AUFGABE A: Schreibe aus dem Text zur Risikobeurteilung alles von "Tatsächlich ist der" bis einschließlich "der Risikobeurteilung stehen." wortgetreu ab.

##### ZITIERTER TEXT #####

Tatsächlich ist der Knackpunkt des Problems ein anderer. Es geht nicht um die Frage nach Warnhinweisen oder nicht. Auch nicht darum, wie sie aussehen sollten. Es geht darum, ob die Gefahr konstruktiv gelöst werden kann. Und falls dem nicht so ist, sollte das in der Risikobeurteilung stehen.
Und da haben wir das Thema unseres Artikels: Die Risikobeurteilung dürfte Technischen Redakteur:innen vor allem im Maschinenbau gut bekannt sein. Früher oder später landet sie auf ihren Tischen. Bevor wir uns typische Szenarien für diese Begegnung anschauen, erst einmal ein Blick auf die Basics: Was ist eine Risikobeurteilung? Warum machen wir sie? Was beinhaltet sie?
Risikobeurteilung: Rechtliche Grundlagen und Bedeutung
Eine Risikobeurteilung ist ein systematischer iterativer Prozess zur Identifizierung, Analyse und Bewertung von Gefährdungen, die von einem Produkt ausgehen können. Das Ziel der Risikobeurteilung ist es, diese Risiken auf ein akzeptables Maß zu reduzieren.

##### AUSZÜGE DER AUFLISTUNG #####

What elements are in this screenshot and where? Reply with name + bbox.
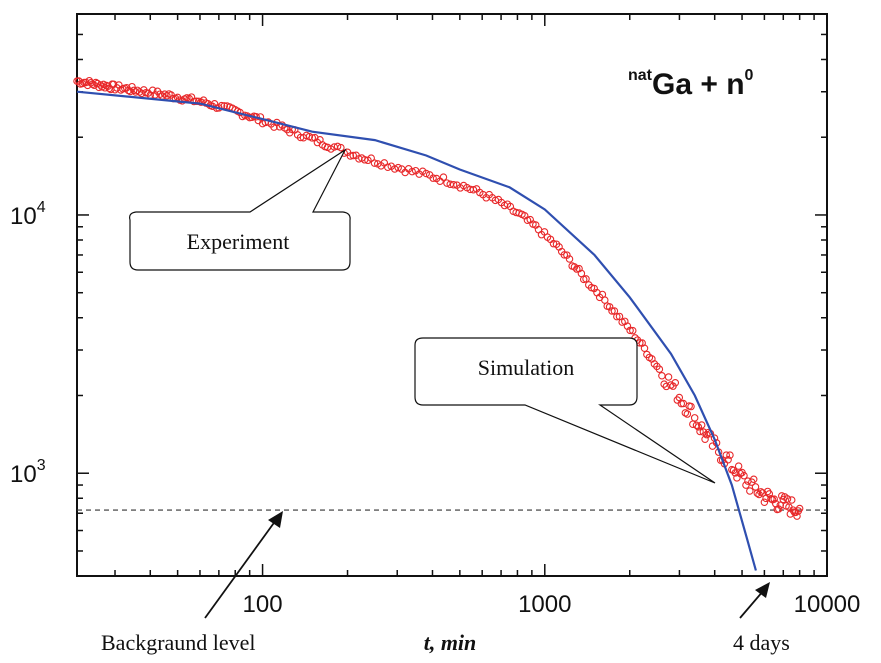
experiment-point [626,326,634,335]
experiment-point [697,421,706,429]
experiment-point [749,475,758,483]
experiment-point [726,451,734,459]
experiment-point [523,216,532,224]
experiment-point [422,169,430,178]
experiment-point [658,372,666,380]
plot-frame [76,13,828,577]
title-sup2: 0 [745,67,754,84]
experiment-point [337,143,345,152]
title-main: Ga + n [652,68,745,101]
background-arrow [204,511,283,619]
y-tick-label: 104 [10,199,46,230]
experiment-point [774,505,783,513]
x-tick-label: 1000 [518,591,571,618]
experiment-point [443,179,451,187]
experiment-point [655,365,664,373]
experiment-point [346,152,355,160]
experiment-point [469,186,478,194]
background-label: Backgraund level [101,630,256,655]
experiment-point [128,82,136,91]
experiment-point [751,483,760,491]
experiment-point [690,414,699,422]
experiment-point [349,151,357,160]
experiment-point [787,496,796,504]
experiment-point [702,430,711,439]
simulation-callout: Simulation [414,337,716,484]
experiment-point [190,97,198,106]
experiment-point [126,87,134,96]
experiment-point [570,263,579,271]
x-axis-label: t, min [424,630,477,655]
experiment-point [742,481,750,489]
experiment-point [767,494,775,503]
experiment-point [722,451,731,459]
experiment-point [724,456,732,464]
experiment-point [192,97,201,105]
experiment-label: Experiment [187,229,290,254]
experiment-point [683,410,692,418]
axis-ticks: 100 1000 10000 103 104 [10,13,861,618]
experiment-point [736,469,745,478]
simulation-series [76,90,757,571]
experiment-point [640,344,649,353]
experiment-point [692,421,701,430]
days-label: 4 days [733,630,790,655]
experiment-point [608,307,616,315]
experiment-point [308,134,317,142]
y-tick-label: 103 [10,457,46,488]
experiment-point [650,360,659,368]
experiment-point [765,490,774,498]
experiment-series [73,76,804,520]
experiment-point [394,163,402,172]
experiment-point [197,98,205,106]
x-tick-label: 10000 [794,591,861,618]
experiment-point [549,239,558,248]
experiment-point [333,142,342,151]
experiment-point [671,379,680,387]
experiment-point [629,326,637,335]
experiment-callout: Experiment [129,148,351,271]
experiment-point [664,373,673,381]
experiment-point [187,93,196,101]
experiment-point [753,489,762,497]
experiment-point [734,462,743,470]
title-sup: nat [628,67,653,84]
experiment-point [687,402,695,411]
experiment-point [439,173,448,181]
experiment-point [115,81,123,89]
experiment-point [795,504,804,513]
experiment-point [740,471,748,480]
experiment-point [565,255,574,263]
experiment-point [793,512,801,520]
experiment-point [582,275,590,283]
experiment-point [770,495,778,503]
experiment-point [429,174,437,182]
experiment-point [449,180,458,189]
experiment-point [163,92,171,100]
chart-title: natGa + n0 [628,67,754,101]
experiment-point [746,487,754,495]
experiment-point [701,435,709,444]
experiment-point [605,303,614,311]
x-tick-label: 100 [243,591,283,618]
experiment-point [384,163,392,171]
experiment-point [408,167,416,176]
experiment-point [370,159,379,167]
experiment-point [560,251,569,259]
experiment-point [760,498,769,507]
experiment-point [613,312,621,321]
experiment-point [783,495,792,503]
simulation-label: Simulation [478,355,575,380]
days-arrow [739,582,770,619]
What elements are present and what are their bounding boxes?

#####

AUFGABE B: Entnimm der Auflistung alle Zeilen von der Zeile mit "experiment-point [626,326,634,335]" bis einschließlich der Zeile mit "x-tick-label: 1000 [518,591,571,618]" und gib sie unverändert wieder.

LÖSUNG A:
Tatsächlich ist der Knackpunkt des Problems ein anderer. Es geht nicht um die Frage nach Warnhinweisen oder nicht. Auch nicht darum, wie sie aussehen sollten. Es geht darum, ob die Gefahr konstruktiv gelöst werden kann. Und falls dem nicht so ist, sollte das in der Risikobeurteilung stehen.

LÖSUNG B:
experiment-point [626,326,634,335]
experiment-point [697,421,706,429]
experiment-point [749,475,758,483]
experiment-point [726,451,734,459]
experiment-point [523,216,532,224]
experiment-point [422,169,430,178]
experiment-point [658,372,666,380]
plot-frame [76,13,828,577]
title-sup2: 0 [745,67,754,84]
experiment-point [337,143,345,152]
title-main: Ga + n [652,68,745,101]
background-arrow [204,511,283,619]
y-tick-label: 104 [10,199,46,230]
experiment-point [774,505,783,513]
x-tick-label: 1000 [518,591,571,618]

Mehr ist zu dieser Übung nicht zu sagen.